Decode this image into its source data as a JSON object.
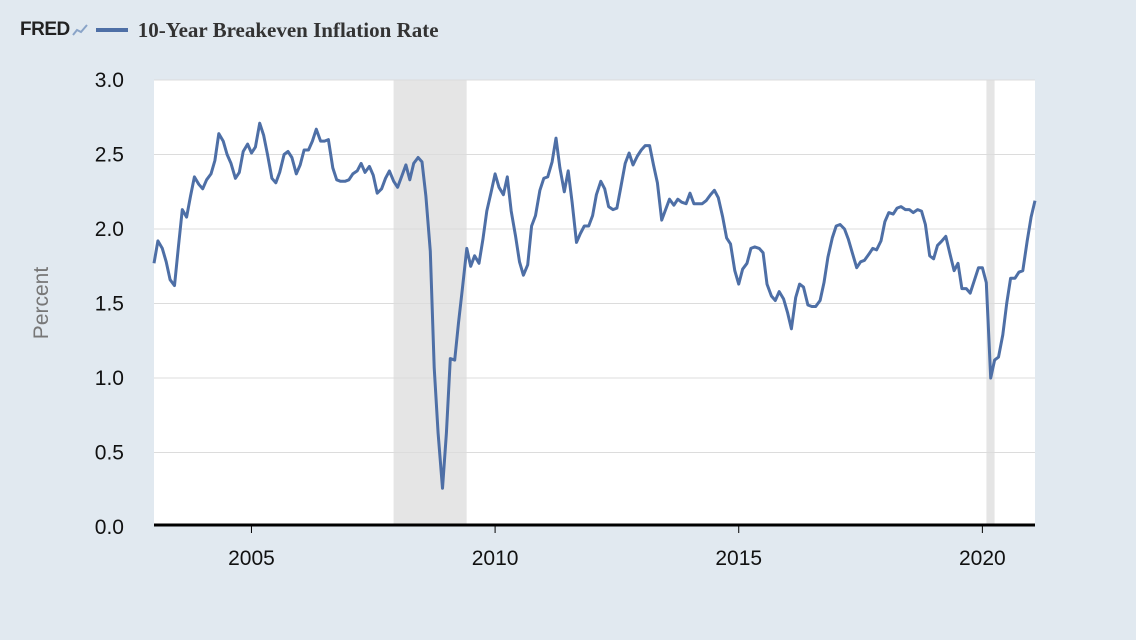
{
  "header": {
    "logo": "FRED",
    "logo_icon": "chart-line-icon",
    "series_title": "10-Year Breakeven Inflation Rate"
  },
  "colors": {
    "line": "#4e6fa6",
    "recession": "#e5e5e5",
    "plot_bg": "#ffffff",
    "page_bg": "#e1e9f0"
  },
  "chart_data": {
    "type": "line",
    "title": "10-Year Breakeven Inflation Rate",
    "xlabel": "",
    "ylabel": "Percent",
    "ylim": [
      0,
      3.0
    ],
    "xlim": [
      2003.0,
      2021.08
    ],
    "yticks": [
      "0.0",
      "0.5",
      "1.0",
      "1.5",
      "2.0",
      "2.5",
      "3.0"
    ],
    "xticks": [
      "2005",
      "2010",
      "2015",
      "2020"
    ],
    "grid": true,
    "recessions": [
      {
        "start": "2007-12",
        "end": "2009-06"
      },
      {
        "start": "2020-02",
        "end": "2020-04"
      }
    ],
    "series": [
      {
        "name": "10-Year Breakeven Inflation Rate",
        "x": [
          2003.0,
          2003.08,
          2003.17,
          2003.25,
          2003.33,
          2003.42,
          2003.5,
          2003.58,
          2003.67,
          2003.75,
          2003.83,
          2003.92,
          2004.0,
          2004.08,
          2004.17,
          2004.25,
          2004.33,
          2004.42,
          2004.5,
          2004.58,
          2004.67,
          2004.75,
          2004.83,
          2004.92,
          2005.0,
          2005.08,
          2005.17,
          2005.25,
          2005.33,
          2005.42,
          2005.5,
          2005.58,
          2005.67,
          2005.75,
          2005.83,
          2005.92,
          2006.0,
          2006.08,
          2006.17,
          2006.25,
          2006.33,
          2006.42,
          2006.5,
          2006.58,
          2006.67,
          2006.75,
          2006.83,
          2006.92,
          2007.0,
          2007.08,
          2007.17,
          2007.25,
          2007.33,
          2007.42,
          2007.5,
          2007.58,
          2007.67,
          2007.75,
          2007.83,
          2007.92,
          2008.0,
          2008.08,
          2008.17,
          2008.25,
          2008.33,
          2008.42,
          2008.5,
          2008.58,
          2008.67,
          2008.75,
          2008.83,
          2008.92,
          2009.0,
          2009.08,
          2009.17,
          2009.25,
          2009.33,
          2009.42,
          2009.5,
          2009.58,
          2009.67,
          2009.75,
          2009.83,
          2009.92,
          2010.0,
          2010.08,
          2010.17,
          2010.25,
          2010.33,
          2010.42,
          2010.5,
          2010.58,
          2010.67,
          2010.75,
          2010.83,
          2010.92,
          2011.0,
          2011.08,
          2011.17,
          2011.25,
          2011.33,
          2011.42,
          2011.5,
          2011.58,
          2011.67,
          2011.75,
          2011.83,
          2011.92,
          2012.0,
          2012.08,
          2012.17,
          2012.25,
          2012.33,
          2012.42,
          2012.5,
          2012.58,
          2012.67,
          2012.75,
          2012.83,
          2012.92,
          2013.0,
          2013.08,
          2013.17,
          2013.25,
          2013.33,
          2013.42,
          2013.5,
          2013.58,
          2013.67,
          2013.75,
          2013.83,
          2013.92,
          2014.0,
          2014.08,
          2014.17,
          2014.25,
          2014.33,
          2014.42,
          2014.5,
          2014.58,
          2014.67,
          2014.75,
          2014.83,
          2014.92,
          2015.0,
          2015.08,
          2015.17,
          2015.25,
          2015.33,
          2015.42,
          2015.5,
          2015.58,
          2015.67,
          2015.75,
          2015.83,
          2015.92,
          2016.0,
          2016.08,
          2016.17,
          2016.25,
          2016.33,
          2016.42,
          2016.5,
          2016.58,
          2016.67,
          2016.75,
          2016.83,
          2016.92,
          2017.0,
          2017.08,
          2017.17,
          2017.25,
          2017.33,
          2017.42,
          2017.5,
          2017.58,
          2017.67,
          2017.75,
          2017.83,
          2017.92,
          2018.0,
          2018.08,
          2018.17,
          2018.25,
          2018.33,
          2018.42,
          2018.5,
          2018.58,
          2018.67,
          2018.75,
          2018.83,
          2018.92,
          2019.0,
          2019.08,
          2019.17,
          2019.25,
          2019.33,
          2019.42,
          2019.5,
          2019.58,
          2019.67,
          2019.75,
          2019.83,
          2019.92,
          2020.0,
          2020.08,
          2020.17,
          2020.25,
          2020.33,
          2020.42,
          2020.5,
          2020.58,
          2020.67,
          2020.75,
          2020.83,
          2020.92,
          2021.0,
          2021.08
        ],
        "values": [
          1.77,
          1.92,
          1.87,
          1.78,
          1.66,
          1.62,
          1.88,
          2.13,
          2.08,
          2.22,
          2.35,
          2.3,
          2.27,
          2.33,
          2.37,
          2.46,
          2.64,
          2.59,
          2.5,
          2.44,
          2.34,
          2.38,
          2.52,
          2.57,
          2.51,
          2.55,
          2.71,
          2.63,
          2.5,
          2.34,
          2.31,
          2.38,
          2.5,
          2.52,
          2.48,
          2.37,
          2.43,
          2.53,
          2.53,
          2.59,
          2.67,
          2.59,
          2.59,
          2.6,
          2.41,
          2.33,
          2.32,
          2.32,
          2.33,
          2.37,
          2.39,
          2.44,
          2.38,
          2.42,
          2.36,
          2.24,
          2.27,
          2.34,
          2.39,
          2.32,
          2.28,
          2.35,
          2.43,
          2.33,
          2.44,
          2.48,
          2.45,
          2.22,
          1.85,
          1.07,
          0.63,
          0.26,
          0.63,
          1.13,
          1.12,
          1.37,
          1.6,
          1.87,
          1.75,
          1.82,
          1.77,
          1.93,
          2.12,
          2.25,
          2.37,
          2.28,
          2.23,
          2.35,
          2.12,
          1.95,
          1.78,
          1.69,
          1.76,
          2.02,
          2.09,
          2.26,
          2.34,
          2.35,
          2.45,
          2.61,
          2.41,
          2.25,
          2.39,
          2.18,
          1.91,
          1.97,
          2.02,
          2.02,
          2.09,
          2.23,
          2.32,
          2.27,
          2.15,
          2.13,
          2.14,
          2.28,
          2.44,
          2.51,
          2.43,
          2.49,
          2.53,
          2.56,
          2.56,
          2.43,
          2.31,
          2.06,
          2.13,
          2.2,
          2.16,
          2.2,
          2.18,
          2.17,
          2.24,
          2.17,
          2.17,
          2.17,
          2.19,
          2.23,
          2.26,
          2.21,
          2.08,
          1.94,
          1.9,
          1.72,
          1.63,
          1.73,
          1.77,
          1.87,
          1.88,
          1.87,
          1.84,
          1.63,
          1.55,
          1.52,
          1.58,
          1.53,
          1.44,
          1.33,
          1.54,
          1.63,
          1.61,
          1.49,
          1.48,
          1.48,
          1.52,
          1.64,
          1.81,
          1.94,
          2.02,
          2.03,
          2.0,
          1.93,
          1.84,
          1.74,
          1.78,
          1.79,
          1.83,
          1.87,
          1.86,
          1.92,
          2.05,
          2.11,
          2.1,
          2.14,
          2.15,
          2.13,
          2.13,
          2.11,
          2.13,
          2.12,
          2.03,
          1.82,
          1.8,
          1.89,
          1.92,
          1.95,
          1.84,
          1.72,
          1.77,
          1.6,
          1.6,
          1.57,
          1.65,
          1.74,
          1.74,
          1.64,
          1.0,
          1.12,
          1.14,
          1.29,
          1.5,
          1.67,
          1.67,
          1.71,
          1.72,
          1.92,
          2.08,
          2.19
        ]
      }
    ]
  }
}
------------------------------------------------
_Task statement_: Report all lines of the material that contain the word "Year".

_The completed task_:
    "series_title": "10-Year Breakeven Inflation Rate"
    "title": "10-Year Breakeven Inflation Rate",
        "name": "10-Year Breakeven Inflation Rate",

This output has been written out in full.